◆ What you will do
Could you transcribe every record below exactly as written, leaving out any pictures?

◆ Provided information
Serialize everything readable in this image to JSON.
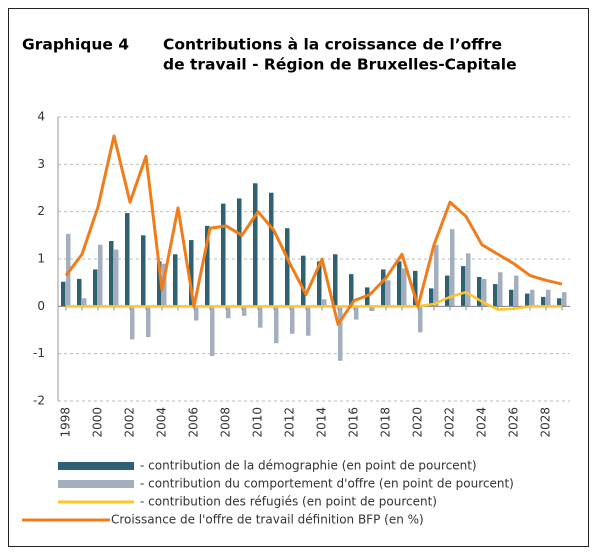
{
  "chart_data": {
    "type": "bar-line",
    "title_label": "Graphique 4",
    "title_lines": [
      "Contributions à la croissance de l’offre",
      "de travail - Région de Bruxelles-Capitale"
    ],
    "categories": [
      "1998",
      null,
      "2000",
      null,
      "2002",
      null,
      "2004",
      null,
      "2006",
      null,
      "2008",
      null,
      "2010",
      null,
      "2012",
      null,
      "2014",
      null,
      "2016",
      null,
      "2018",
      null,
      "2020",
      null,
      "2022",
      null,
      "2024",
      null,
      "2026",
      null,
      "2028",
      null
    ],
    "series": [
      {
        "name": "- contribution de la démographie (en point de pourcent)",
        "kind": "bar",
        "color": "#2e6273",
        "values": [
          0.52,
          0.58,
          0.78,
          1.38,
          1.97,
          1.5,
          0.95,
          1.1,
          1.4,
          1.7,
          2.17,
          2.28,
          2.6,
          2.4,
          1.65,
          1.07,
          0.95,
          1.1,
          0.68,
          0.4,
          0.78,
          0.95,
          0.75,
          0.38,
          0.65,
          0.85,
          0.62,
          0.47,
          0.35,
          0.27,
          0.2,
          0.17
        ]
      },
      {
        "name": "- contribution du comportement d'offre (en point de pourcent)",
        "kind": "bar",
        "color": "#a3afbf",
        "values": [
          1.53,
          0.17,
          1.3,
          1.2,
          -0.7,
          -0.65,
          0.9,
          0.0,
          -0.3,
          -1.05,
          -0.25,
          -0.2,
          -0.45,
          -0.78,
          -0.58,
          -0.62,
          0.15,
          -1.15,
          -0.28,
          -0.1,
          0.55,
          0.8,
          -0.55,
          1.3,
          1.63,
          1.12,
          0.58,
          0.72,
          0.65,
          0.35,
          0.35,
          0.3
        ]
      },
      {
        "name": "- contribution des réfugiés (en point de pourcent)",
        "kind": "line",
        "color": "#ffc629",
        "values": [
          0,
          0,
          0,
          0,
          0,
          0,
          0,
          0,
          0,
          0,
          0,
          0,
          0,
          0,
          0,
          0,
          0,
          0,
          0,
          0,
          0,
          0,
          0,
          0.05,
          0.2,
          0.3,
          0.1,
          -0.07,
          -0.05,
          0,
          0,
          0
        ]
      },
      {
        "name": "Croissance de l'offre de travail définition BFP (en %)",
        "kind": "line",
        "color": "#f07d1a",
        "values": [
          0.65,
          1.1,
          2.1,
          3.6,
          2.2,
          3.17,
          0.35,
          2.08,
          0.0,
          1.65,
          1.7,
          1.5,
          2.0,
          1.6,
          0.9,
          0.25,
          1.0,
          -0.38,
          0.12,
          0.25,
          0.6,
          1.1,
          0.0,
          1.3,
          2.2,
          1.9,
          1.3,
          1.1,
          0.9,
          0.65,
          0.55,
          0.47
        ]
      }
    ],
    "ylim": [
      -2,
      4
    ],
    "yticks": [
      -2,
      -1,
      0,
      1,
      2,
      3,
      4
    ],
    "grid": true
  }
}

◆ Response for this exercise
Serialize everything readable in this image to JSON.
{
  "chart_data": {
    "type": "bar-line",
    "title_label": "Graphique 4",
    "title_lines": [
      "Contributions à la croissance de l’offre",
      "de travail - Région de Bruxelles-Capitale"
    ],
    "categories": [
      "1998",
      null,
      "2000",
      null,
      "2002",
      null,
      "2004",
      null,
      "2006",
      null,
      "2008",
      null,
      "2010",
      null,
      "2012",
      null,
      "2014",
      null,
      "2016",
      null,
      "2018",
      null,
      "2020",
      null,
      "2022",
      null,
      "2024",
      null,
      "2026",
      null,
      "2028",
      null
    ],
    "series": [
      {
        "name": "- contribution de la démographie (en point de pourcent)",
        "kind": "bar",
        "color": "#2e6273",
        "values": [
          0.52,
          0.58,
          0.78,
          1.38,
          1.97,
          1.5,
          0.95,
          1.1,
          1.4,
          1.7,
          2.17,
          2.28,
          2.6,
          2.4,
          1.65,
          1.07,
          0.95,
          1.1,
          0.68,
          0.4,
          0.78,
          0.95,
          0.75,
          0.38,
          0.65,
          0.85,
          0.62,
          0.47,
          0.35,
          0.27,
          0.2,
          0.17
        ]
      },
      {
        "name": "- contribution du comportement d'offre (en point de pourcent)",
        "kind": "bar",
        "color": "#a3afbf",
        "values": [
          1.53,
          0.17,
          1.3,
          1.2,
          -0.7,
          -0.65,
          0.9,
          0.0,
          -0.3,
          -1.05,
          -0.25,
          -0.2,
          -0.45,
          -0.78,
          -0.58,
          -0.62,
          0.15,
          -1.15,
          -0.28,
          -0.1,
          0.55,
          0.8,
          -0.55,
          1.3,
          1.63,
          1.12,
          0.58,
          0.72,
          0.65,
          0.35,
          0.35,
          0.3
        ]
      },
      {
        "name": "- contribution des réfugiés (en point de pourcent)",
        "kind": "line",
        "color": "#ffc629",
        "values": [
          0,
          0,
          0,
          0,
          0,
          0,
          0,
          0,
          0,
          0,
          0,
          0,
          0,
          0,
          0,
          0,
          0,
          0,
          0,
          0,
          0,
          0,
          0,
          0.05,
          0.2,
          0.3,
          0.1,
          -0.07,
          -0.05,
          0,
          0,
          0
        ]
      },
      {
        "name": "Croissance de l'offre de travail définition BFP (en %)",
        "kind": "line",
        "color": "#f07d1a",
        "values": [
          0.65,
          1.1,
          2.1,
          3.6,
          2.2,
          3.17,
          0.35,
          2.08,
          0.0,
          1.65,
          1.7,
          1.5,
          2.0,
          1.6,
          0.9,
          0.25,
          1.0,
          -0.38,
          0.12,
          0.25,
          0.6,
          1.1,
          0.0,
          1.3,
          2.2,
          1.9,
          1.3,
          1.1,
          0.9,
          0.65,
          0.55,
          0.47
        ]
      }
    ],
    "ylim": [
      -2,
      4
    ],
    "yticks": [
      -2,
      -1,
      0,
      1,
      2,
      3,
      4
    ],
    "grid": true
  }
}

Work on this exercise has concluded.